WORK TO BE COMPLETED: Would you write out the listing verbatim and skip every picture in it?

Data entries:
=-=-=-=-=
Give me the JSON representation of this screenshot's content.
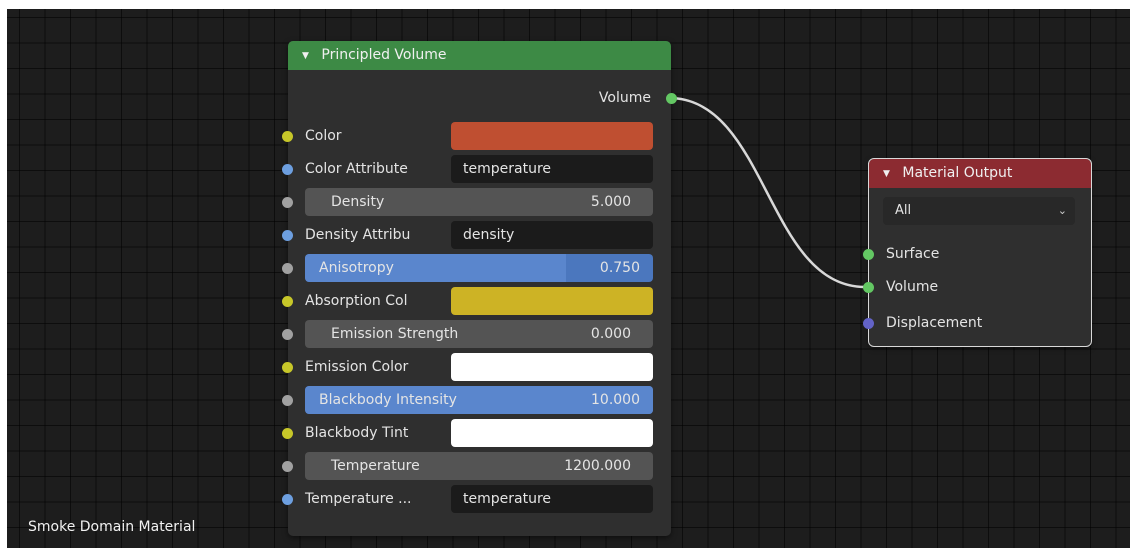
{
  "caption": "Smoke Domain Material",
  "principled_volume": {
    "title": "Principled Volume",
    "output_label": "Volume",
    "rows": {
      "color": {
        "label": "Color",
        "swatch": "#bf4f31"
      },
      "color_attribute": {
        "label": "Color Attribute",
        "value": "temperature"
      },
      "density": {
        "label": "Density",
        "value": "5.000"
      },
      "density_attribute": {
        "label": "Density Attribu",
        "value": "density"
      },
      "anisotropy": {
        "label": "Anisotropy",
        "value": "0.750",
        "fraction": 0.75
      },
      "absorption_color": {
        "label": "Absorption Col",
        "swatch": "#cdb325"
      },
      "emission_strength": {
        "label": "Emission Strength",
        "value": "0.000"
      },
      "emission_color": {
        "label": "Emission Color",
        "swatch": "#ffffff"
      },
      "blackbody_intensity": {
        "label": "Blackbody Intensity",
        "value": "10.000",
        "fraction": 1.0
      },
      "blackbody_tint": {
        "label": "Blackbody Tint",
        "swatch": "#ffffff"
      },
      "temperature": {
        "label": "Temperature",
        "value": "1200.000"
      },
      "temperature_attribute": {
        "label": "Temperature ...",
        "value": "temperature"
      }
    }
  },
  "material_output": {
    "title": "Material Output",
    "target": "All",
    "inputs": {
      "surface": "Surface",
      "volume": "Volume",
      "displacement": "Displacement"
    }
  },
  "colors": {
    "principled_header": "#3d8a45",
    "output_header": "#8c2b31",
    "socket_color": "#c7c729",
    "socket_vector": "#6d9fe0",
    "socket_float": "#a1a1a1",
    "socket_shader": "#63c763",
    "socket_displacement": "#6363c7",
    "link": "#d8d8d8"
  }
}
=-=-=-=-=
TASK SOLUTION:
Give me the JSON representation of this screenshot's content.
{
  "caption": "Smoke Domain Material",
  "principled_volume": {
    "title": "Principled Volume",
    "output_label": "Volume",
    "rows": {
      "color": {
        "label": "Color",
        "swatch": "#bf4f31"
      },
      "color_attribute": {
        "label": "Color Attribute",
        "value": "temperature"
      },
      "density": {
        "label": "Density",
        "value": "5.000"
      },
      "density_attribute": {
        "label": "Density Attribu",
        "value": "density"
      },
      "anisotropy": {
        "label": "Anisotropy",
        "value": "0.750",
        "fraction": 0.75
      },
      "absorption_color": {
        "label": "Absorption Col",
        "swatch": "#cdb325"
      },
      "emission_strength": {
        "label": "Emission Strength",
        "value": "0.000"
      },
      "emission_color": {
        "label": "Emission Color",
        "swatch": "#ffffff"
      },
      "blackbody_intensity": {
        "label": "Blackbody Intensity",
        "value": "10.000",
        "fraction": 1.0
      },
      "blackbody_tint": {
        "label": "Blackbody Tint",
        "swatch": "#ffffff"
      },
      "temperature": {
        "label": "Temperature",
        "value": "1200.000"
      },
      "temperature_attribute": {
        "label": "Temperature ...",
        "value": "temperature"
      }
    }
  },
  "material_output": {
    "title": "Material Output",
    "target": "All",
    "inputs": {
      "surface": "Surface",
      "volume": "Volume",
      "displacement": "Displacement"
    }
  },
  "colors": {
    "principled_header": "#3d8a45",
    "output_header": "#8c2b31",
    "socket_color": "#c7c729",
    "socket_vector": "#6d9fe0",
    "socket_float": "#a1a1a1",
    "socket_shader": "#63c763",
    "socket_displacement": "#6363c7",
    "link": "#d8d8d8"
  }
}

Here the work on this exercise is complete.